**The exercise**
Below is a block of records; repeat each one exactly.

START Input for this task

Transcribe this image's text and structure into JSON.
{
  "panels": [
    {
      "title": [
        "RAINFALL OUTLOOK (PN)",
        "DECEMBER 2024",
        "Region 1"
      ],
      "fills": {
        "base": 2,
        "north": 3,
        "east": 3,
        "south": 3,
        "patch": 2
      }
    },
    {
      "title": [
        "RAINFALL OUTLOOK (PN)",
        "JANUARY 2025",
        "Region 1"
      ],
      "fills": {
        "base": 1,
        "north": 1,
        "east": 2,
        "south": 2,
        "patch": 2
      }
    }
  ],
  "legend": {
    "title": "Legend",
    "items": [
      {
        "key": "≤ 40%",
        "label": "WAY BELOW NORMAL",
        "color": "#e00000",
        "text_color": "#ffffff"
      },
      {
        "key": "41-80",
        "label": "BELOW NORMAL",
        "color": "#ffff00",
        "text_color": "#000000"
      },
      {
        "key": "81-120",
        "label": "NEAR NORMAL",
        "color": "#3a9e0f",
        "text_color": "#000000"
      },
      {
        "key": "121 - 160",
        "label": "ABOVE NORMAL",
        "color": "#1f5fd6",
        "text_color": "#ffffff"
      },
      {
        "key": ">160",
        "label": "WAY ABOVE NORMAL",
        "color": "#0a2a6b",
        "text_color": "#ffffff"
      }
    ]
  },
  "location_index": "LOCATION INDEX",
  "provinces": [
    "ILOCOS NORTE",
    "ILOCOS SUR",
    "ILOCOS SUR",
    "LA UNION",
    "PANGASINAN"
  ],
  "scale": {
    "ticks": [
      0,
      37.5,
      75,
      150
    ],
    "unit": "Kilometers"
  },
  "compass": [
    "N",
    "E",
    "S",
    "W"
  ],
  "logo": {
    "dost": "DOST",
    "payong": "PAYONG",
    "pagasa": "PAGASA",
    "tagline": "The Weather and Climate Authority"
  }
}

END Input for this task

**The solution**
Transcribe this image's text and structure into JSON.
{
  "panels": [
    {
      "title": [
        "RAINFALL OUTLOOK (PN)",
        "DECEMBER 2024",
        "Region 1"
      ],
      "fills": {
        "base": 2,
        "north": 3,
        "east": 3,
        "south": 3,
        "patch": 2
      }
    },
    {
      "title": [
        "RAINFALL OUTLOOK (PN)",
        "JANUARY 2025",
        "Region 1"
      ],
      "fills": {
        "base": 1,
        "north": 1,
        "east": 2,
        "south": 2,
        "patch": 2
      }
    }
  ],
  "legend": {
    "title": "Legend",
    "items": [
      {
        "key": "≤ 40%",
        "label": "WAY BELOW NORMAL",
        "color": "#e00000",
        "text_color": "#ffffff"
      },
      {
        "key": "41-80",
        "label": "BELOW NORMAL",
        "color": "#ffff00",
        "text_color": "#000000"
      },
      {
        "key": "81-120",
        "label": "NEAR NORMAL",
        "color": "#3a9e0f",
        "text_color": "#000000"
      },
      {
        "key": "121 - 160",
        "label": "ABOVE NORMAL",
        "color": "#1f5fd6",
        "text_color": "#ffffff"
      },
      {
        "key": ">160",
        "label": "WAY ABOVE NORMAL",
        "color": "#0a2a6b",
        "text_color": "#ffffff"
      }
    ]
  },
  "location_index": "LOCATION INDEX",
  "provinces": [
    "ILOCOS NORTE",
    "ILOCOS SUR",
    "ILOCOS SUR",
    "LA UNION",
    "PANGASINAN"
  ],
  "scale": {
    "ticks": [
      0,
      37.5,
      75,
      150
    ],
    "unit": "Kilometers"
  },
  "compass": [
    "N",
    "E",
    "S",
    "W"
  ],
  "logo": {
    "dost": "DOST",
    "payong": "PAYONG",
    "pagasa": "PAGASA",
    "tagline": "The Weather and Climate Authority"
  }
}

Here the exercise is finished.